Task -
Check every line for the word "Klary" and state how many lines have it. Reply with the number alone.

━━━━━━━━━━

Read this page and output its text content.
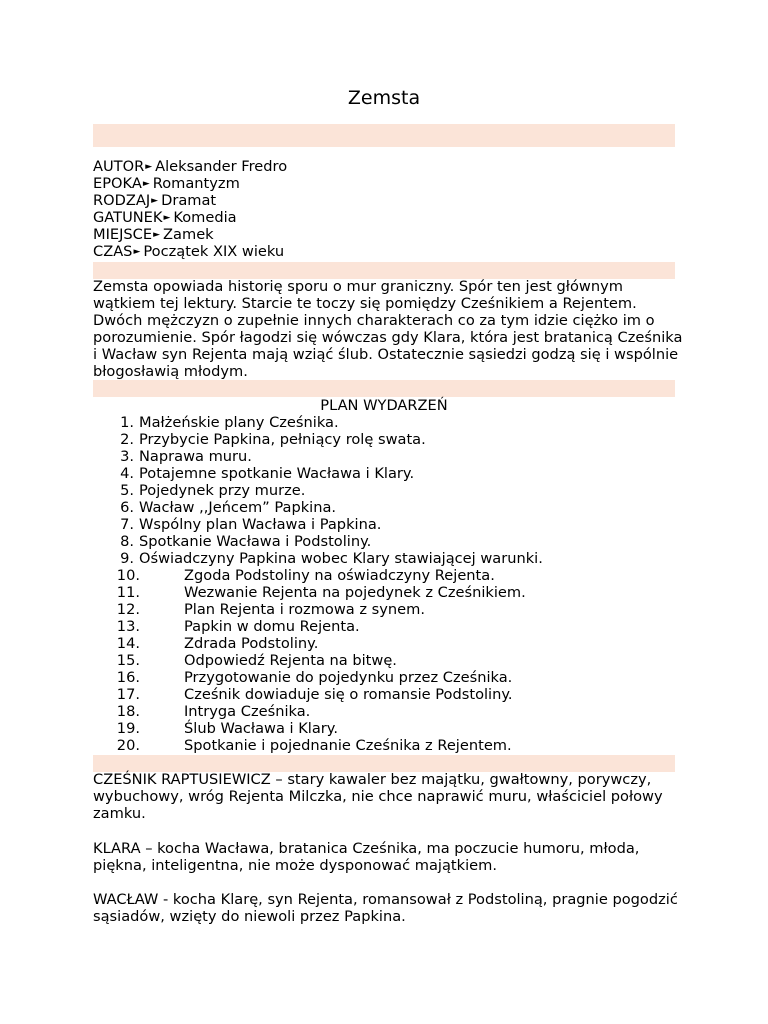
Zemsta
AUTOR► Aleksander Fredro
EPOKA► Romantyzm
RODZAJ► Dramat
GATUNEK► Komedia
MIEJSCE► Zamek
CZAS► Początek XIX wieku

Zemsta opowiada historię sporu o mur graniczny. Spór ten jest głównym wątkiem tej lektury. Starcie te toczy się pomiędzy Cześnikiem a Rejentem. Dwóch mężczyzn o zupełnie innych charakterach co za tym idzie ciężko im o porozumienie. Spór łagodzi się wówczas gdy Klara, która jest bratanicą Cześnika i Wacław syn Rejenta mają wziąć ślub. Ostatecznie sąsiedzi godzą się i wspólnie błogosławią młodym.

PLAN WYDARZEŃ
1. Małżeńskie plany Cześnika.
2. Przybycie Papkina, pełniący rolę swata.
3. Naprawa muru.
4. Potajemne spotkanie Wacława i Klary.
5. Pojedynek przy murze.
6. Wacław ,,Jeńcem” Papkina.
7. Wspólny plan Wacława i Papkina.
8. Spotkanie Wacława i Podstoliny.
9. Oświadczyny Papkina wobec Klary stawiającej warunki.
10.	Zgoda Podstoliny na oświadczyny Rejenta.
11.	Wezwanie Rejenta na pojedynek z Cześnikiem.
12.	Plan Rejenta i rozmowa z synem.
13.	Papkin w domu Rejenta.
14.	Zdrada Podstoliny.
15.	Odpowiedź Rejenta na bitwę.
16.	Przygotowanie do pojedynku przez Cześnika.
17.	Cześnik dowiaduje się o romansie Podstoliny.
18.	Intryga Cześnika.
19.	Ślub Wacława i Klary.
20.	Spotkanie i pojednanie Cześnika z Rejentem.

CZEŚNIK RAPTUSIEWICZ – stary kawaler bez majątku, gwałtowny, porywczy, wybuchowy, wróg Rejenta Milczka, nie chce naprawić muru, właściciel połowy zamku.

KLARA – kocha Wacława, bratanica Cześnika, ma poczucie humoru, młoda, piękna, inteligentna, nie może dysponować majątkiem.

WACŁAW - kocha Klarę, syn Rejenta, romansował z Podstoliną, pragnie pogodzić sąsiadów, wzięty do niewoli przez Papkina.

━━━━━━━━━━

Solution for this exercise -
3